■ **Task brief**: Repeat every entry word for word, skipping the pictures.

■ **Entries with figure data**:
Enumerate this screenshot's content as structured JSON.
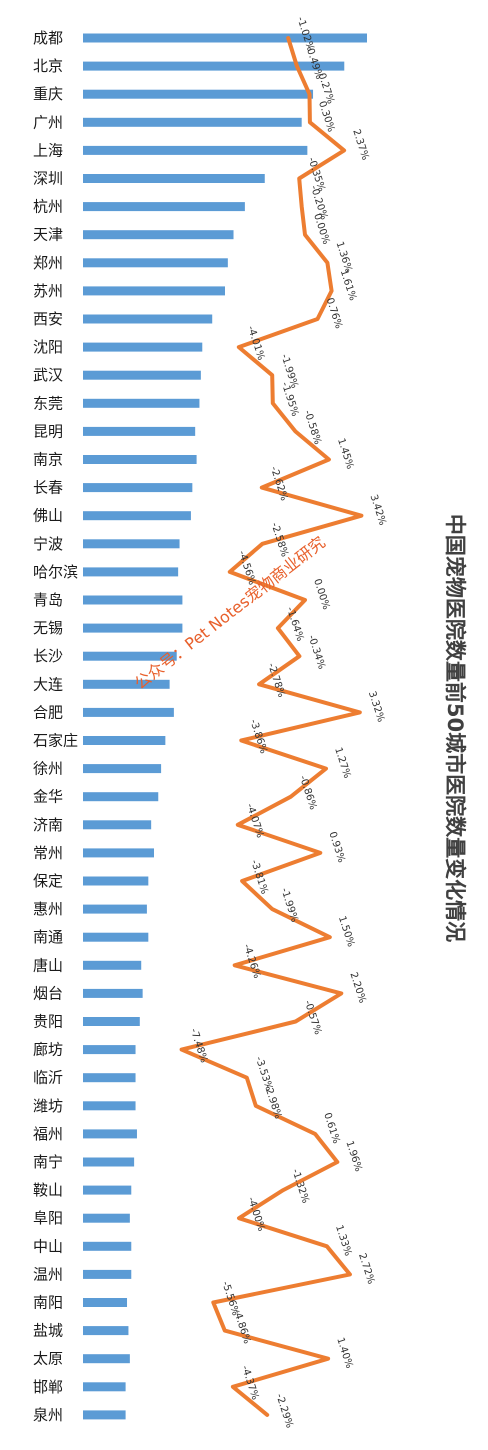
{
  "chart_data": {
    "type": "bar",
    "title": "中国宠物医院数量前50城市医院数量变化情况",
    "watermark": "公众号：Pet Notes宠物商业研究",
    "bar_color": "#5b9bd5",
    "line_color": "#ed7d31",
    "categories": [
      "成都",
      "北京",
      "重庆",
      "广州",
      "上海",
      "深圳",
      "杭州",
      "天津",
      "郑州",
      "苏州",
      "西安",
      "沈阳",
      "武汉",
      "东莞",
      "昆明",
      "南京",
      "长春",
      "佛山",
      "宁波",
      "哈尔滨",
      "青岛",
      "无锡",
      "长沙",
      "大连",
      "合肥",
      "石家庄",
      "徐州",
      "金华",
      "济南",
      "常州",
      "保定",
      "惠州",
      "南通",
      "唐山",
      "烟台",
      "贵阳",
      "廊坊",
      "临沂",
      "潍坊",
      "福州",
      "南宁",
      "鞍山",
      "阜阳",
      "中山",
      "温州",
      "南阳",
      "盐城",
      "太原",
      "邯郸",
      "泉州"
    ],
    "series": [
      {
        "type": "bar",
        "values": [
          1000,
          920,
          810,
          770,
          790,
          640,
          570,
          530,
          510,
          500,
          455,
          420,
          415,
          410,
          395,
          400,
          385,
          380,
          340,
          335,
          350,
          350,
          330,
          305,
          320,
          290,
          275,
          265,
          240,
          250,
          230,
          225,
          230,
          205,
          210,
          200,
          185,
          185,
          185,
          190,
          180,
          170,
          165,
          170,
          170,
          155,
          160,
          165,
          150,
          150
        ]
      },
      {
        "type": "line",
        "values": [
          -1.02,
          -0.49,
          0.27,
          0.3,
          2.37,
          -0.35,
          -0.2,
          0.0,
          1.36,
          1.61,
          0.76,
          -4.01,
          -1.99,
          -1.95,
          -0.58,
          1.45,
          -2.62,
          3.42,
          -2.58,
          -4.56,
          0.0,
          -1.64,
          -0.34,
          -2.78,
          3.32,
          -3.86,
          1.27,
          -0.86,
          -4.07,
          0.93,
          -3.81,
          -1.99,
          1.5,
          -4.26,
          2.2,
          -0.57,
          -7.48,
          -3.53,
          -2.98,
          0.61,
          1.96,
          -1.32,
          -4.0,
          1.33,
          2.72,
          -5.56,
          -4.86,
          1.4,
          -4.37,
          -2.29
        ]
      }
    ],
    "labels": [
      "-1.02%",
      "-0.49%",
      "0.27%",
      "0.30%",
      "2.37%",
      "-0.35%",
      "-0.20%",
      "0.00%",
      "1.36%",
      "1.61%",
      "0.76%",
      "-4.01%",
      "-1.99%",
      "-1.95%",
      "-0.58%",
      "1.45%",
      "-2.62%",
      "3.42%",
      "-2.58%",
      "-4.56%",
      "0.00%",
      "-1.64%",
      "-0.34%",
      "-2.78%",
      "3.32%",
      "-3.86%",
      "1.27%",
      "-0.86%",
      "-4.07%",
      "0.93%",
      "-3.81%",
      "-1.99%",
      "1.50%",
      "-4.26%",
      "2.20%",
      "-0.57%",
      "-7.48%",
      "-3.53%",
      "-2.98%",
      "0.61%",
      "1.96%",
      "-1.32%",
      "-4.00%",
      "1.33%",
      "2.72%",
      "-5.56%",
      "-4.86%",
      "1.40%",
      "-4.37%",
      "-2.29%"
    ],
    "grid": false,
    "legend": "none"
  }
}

■ **Written answer**:
Enumerate this screenshot's content as structured JSON.
{
  "chart_data": {
    "type": "bar",
    "title": "中国宠物医院数量前50城市医院数量变化情况",
    "watermark": "公众号：Pet Notes宠物商业研究",
    "bar_color": "#5b9bd5",
    "line_color": "#ed7d31",
    "categories": [
      "成都",
      "北京",
      "重庆",
      "广州",
      "上海",
      "深圳",
      "杭州",
      "天津",
      "郑州",
      "苏州",
      "西安",
      "沈阳",
      "武汉",
      "东莞",
      "昆明",
      "南京",
      "长春",
      "佛山",
      "宁波",
      "哈尔滨",
      "青岛",
      "无锡",
      "长沙",
      "大连",
      "合肥",
      "石家庄",
      "徐州",
      "金华",
      "济南",
      "常州",
      "保定",
      "惠州",
      "南通",
      "唐山",
      "烟台",
      "贵阳",
      "廊坊",
      "临沂",
      "潍坊",
      "福州",
      "南宁",
      "鞍山",
      "阜阳",
      "中山",
      "温州",
      "南阳",
      "盐城",
      "太原",
      "邯郸",
      "泉州"
    ],
    "series": [
      {
        "type": "bar",
        "values": [
          1000,
          920,
          810,
          770,
          790,
          640,
          570,
          530,
          510,
          500,
          455,
          420,
          415,
          410,
          395,
          400,
          385,
          380,
          340,
          335,
          350,
          350,
          330,
          305,
          320,
          290,
          275,
          265,
          240,
          250,
          230,
          225,
          230,
          205,
          210,
          200,
          185,
          185,
          185,
          190,
          180,
          170,
          165,
          170,
          170,
          155,
          160,
          165,
          150,
          150
        ]
      },
      {
        "type": "line",
        "values": [
          -1.02,
          -0.49,
          0.27,
          0.3,
          2.37,
          -0.35,
          -0.2,
          0.0,
          1.36,
          1.61,
          0.76,
          -4.01,
          -1.99,
          -1.95,
          -0.58,
          1.45,
          -2.62,
          3.42,
          -2.58,
          -4.56,
          0.0,
          -1.64,
          -0.34,
          -2.78,
          3.32,
          -3.86,
          1.27,
          -0.86,
          -4.07,
          0.93,
          -3.81,
          -1.99,
          1.5,
          -4.26,
          2.2,
          -0.57,
          -7.48,
          -3.53,
          -2.98,
          0.61,
          1.96,
          -1.32,
          -4.0,
          1.33,
          2.72,
          -5.56,
          -4.86,
          1.4,
          -4.37,
          -2.29
        ]
      }
    ],
    "labels": [
      "-1.02%",
      "-0.49%",
      "0.27%",
      "0.30%",
      "2.37%",
      "-0.35%",
      "-0.20%",
      "0.00%",
      "1.36%",
      "1.61%",
      "0.76%",
      "-4.01%",
      "-1.99%",
      "-1.95%",
      "-0.58%",
      "1.45%",
      "-2.62%",
      "3.42%",
      "-2.58%",
      "-4.56%",
      "0.00%",
      "-1.64%",
      "-0.34%",
      "-2.78%",
      "3.32%",
      "-3.86%",
      "1.27%",
      "-0.86%",
      "-4.07%",
      "0.93%",
      "-3.81%",
      "-1.99%",
      "1.50%",
      "-4.26%",
      "2.20%",
      "-0.57%",
      "-7.48%",
      "-3.53%",
      "-2.98%",
      "0.61%",
      "1.96%",
      "-1.32%",
      "-4.00%",
      "1.33%",
      "2.72%",
      "-5.56%",
      "-4.86%",
      "1.40%",
      "-4.37%",
      "-2.29%"
    ],
    "grid": false,
    "legend": "none"
  }
}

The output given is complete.